TO BE DONE:
Work through the data line by line, gathering every line that has the word "true".
--- Begin ---
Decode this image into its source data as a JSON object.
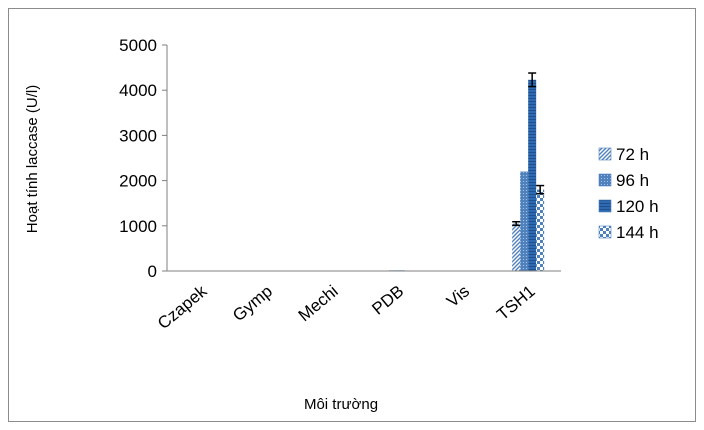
{
  "chart_data": {
    "type": "bar",
    "title": "",
    "xlabel": "Môi trường",
    "ylabel": "Hoạt tính laccase (U/l)",
    "ylim": [
      0,
      5000
    ],
    "yticks": [
      0,
      1000,
      2000,
      3000,
      4000,
      5000
    ],
    "grid": false,
    "legend_position": "right",
    "categories": [
      "Czapek",
      "Gymp",
      "Mechi",
      "PDB",
      "Vis",
      "TSH1"
    ],
    "series": [
      {
        "name": "72 h",
        "pattern": "diagonal",
        "color": "#4f81bd",
        "values": [
          0,
          0,
          0,
          10,
          0,
          1050
        ],
        "errors": [
          0,
          0,
          0,
          0,
          0,
          40
        ]
      },
      {
        "name": "96 h",
        "pattern": "dotted",
        "color": "#4f81bd",
        "values": [
          0,
          0,
          10,
          15,
          0,
          2200
        ],
        "errors": [
          0,
          0,
          0,
          0,
          0,
          0
        ]
      },
      {
        "name": "120 h",
        "pattern": "horizontal",
        "color": "#2e6ab1",
        "values": [
          0,
          0,
          0,
          15,
          0,
          4230
        ],
        "errors": [
          0,
          0,
          0,
          0,
          0,
          150
        ]
      },
      {
        "name": "144 h",
        "pattern": "checker",
        "color": "#4f81bd",
        "values": [
          0,
          0,
          0,
          10,
          0,
          1800
        ],
        "errors": [
          0,
          0,
          0,
          0,
          0,
          90
        ]
      }
    ]
  }
}
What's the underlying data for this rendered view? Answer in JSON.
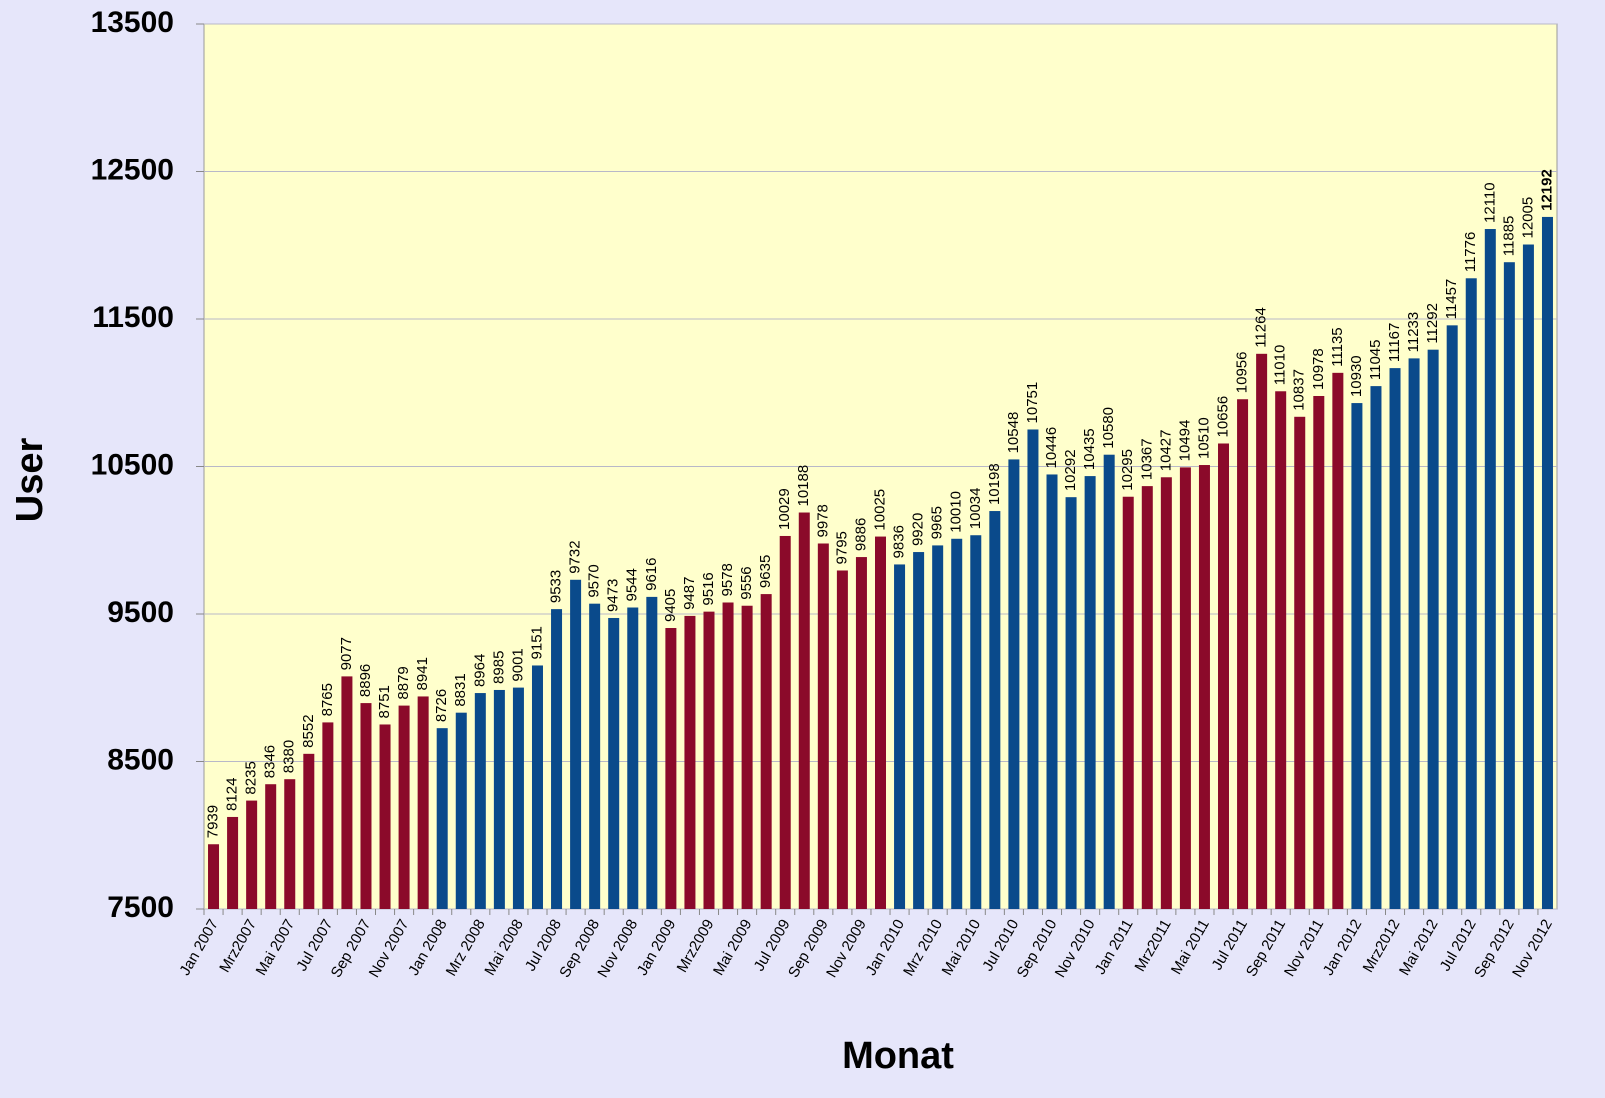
{
  "chart_data": {
    "type": "bar",
    "x_label": "Monat",
    "y_label": "User",
    "categories": [
      "Jan 2007",
      null,
      "Mrz2007",
      null,
      "Mai 2007",
      null,
      "Jul 2007",
      null,
      "Sep 2007",
      null,
      "Nov 2007",
      null,
      "Jan 2008",
      null,
      "Mrz 2008",
      null,
      "Mai 2008",
      null,
      "Jul 2008",
      null,
      "Sep 2008",
      null,
      "Nov 2008",
      null,
      "Jan 2009",
      null,
      "Mrz2009",
      null,
      "Mai 2009",
      null,
      "Jul 2009",
      null,
      "Sep 2009",
      null,
      "Nov 2009",
      null,
      "Jan 2010",
      null,
      "Mrz 2010",
      null,
      "Mai 2010",
      null,
      "Jul 2010",
      null,
      "Sep 2010",
      null,
      "Nov 2010",
      null,
      "Jan 2011",
      null,
      "Mrz2011",
      null,
      "Mai 2011",
      null,
      "Jul 2011",
      null,
      "Sep 2011",
      null,
      "Nov 2011",
      null,
      "Jan 2012",
      null,
      "Mrz2012",
      null,
      "Mai 2012",
      null,
      "Jul 2012",
      null,
      "Sep 2012",
      null,
      "Nov 2012"
    ],
    "values": [
      7939,
      8124,
      8235,
      8346,
      8380,
      8552,
      8765,
      9077,
      8896,
      8751,
      8879,
      8941,
      8726,
      8831,
      8964,
      8985,
      9001,
      9151,
      9533,
      9732,
      9570,
      9473,
      9544,
      9616,
      9405,
      9487,
      9516,
      9578,
      9556,
      9635,
      10029,
      10188,
      9978,
      9795,
      9886,
      10025,
      9836,
      9920,
      9965,
      10010,
      10034,
      10198,
      10548,
      10751,
      10446,
      10292,
      10435,
      10580,
      10295,
      10367,
      10427,
      10494,
      10510,
      10656,
      10956,
      11264,
      11010,
      10837,
      10978,
      11135,
      10930,
      11045,
      11167,
      11233,
      11292,
      11457,
      11776,
      12110,
      11885,
      12005,
      12192
    ],
    "colors": [
      "#8b0a2a",
      "#8b0a2a",
      "#8b0a2a",
      "#8b0a2a",
      "#8b0a2a",
      "#8b0a2a",
      "#8b0a2a",
      "#8b0a2a",
      "#8b0a2a",
      "#8b0a2a",
      "#8b0a2a",
      "#8b0a2a",
      "#0a4a8b",
      "#0a4a8b",
      "#0a4a8b",
      "#0a4a8b",
      "#0a4a8b",
      "#0a4a8b",
      "#0a4a8b",
      "#0a4a8b",
      "#0a4a8b",
      "#0a4a8b",
      "#0a4a8b",
      "#0a4a8b",
      "#8b0a2a",
      "#8b0a2a",
      "#8b0a2a",
      "#8b0a2a",
      "#8b0a2a",
      "#8b0a2a",
      "#8b0a2a",
      "#8b0a2a",
      "#8b0a2a",
      "#8b0a2a",
      "#8b0a2a",
      "#8b0a2a",
      "#0a4a8b",
      "#0a4a8b",
      "#0a4a8b",
      "#0a4a8b",
      "#0a4a8b",
      "#0a4a8b",
      "#0a4a8b",
      "#0a4a8b",
      "#0a4a8b",
      "#0a4a8b",
      "#0a4a8b",
      "#0a4a8b",
      "#8b0a2a",
      "#8b0a2a",
      "#8b0a2a",
      "#8b0a2a",
      "#8b0a2a",
      "#8b0a2a",
      "#8b0a2a",
      "#8b0a2a",
      "#8b0a2a",
      "#8b0a2a",
      "#8b0a2a",
      "#8b0a2a",
      "#0a4a8b",
      "#0a4a8b",
      "#0a4a8b",
      "#0a4a8b",
      "#0a4a8b",
      "#0a4a8b",
      "#0a4a8b",
      "#0a4a8b",
      "#0a4a8b",
      "#0a4a8b",
      "#0a4a8b"
    ],
    "highlight_last_label": true,
    "ylim": [
      7500,
      13500
    ],
    "yticks": [
      7500,
      8500,
      9500,
      10500,
      11500,
      12500,
      13500
    ],
    "grid": true
  }
}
--- End ---
RESULT OF THIS TASK:
    "highlight_last_label": true,
    "grid": true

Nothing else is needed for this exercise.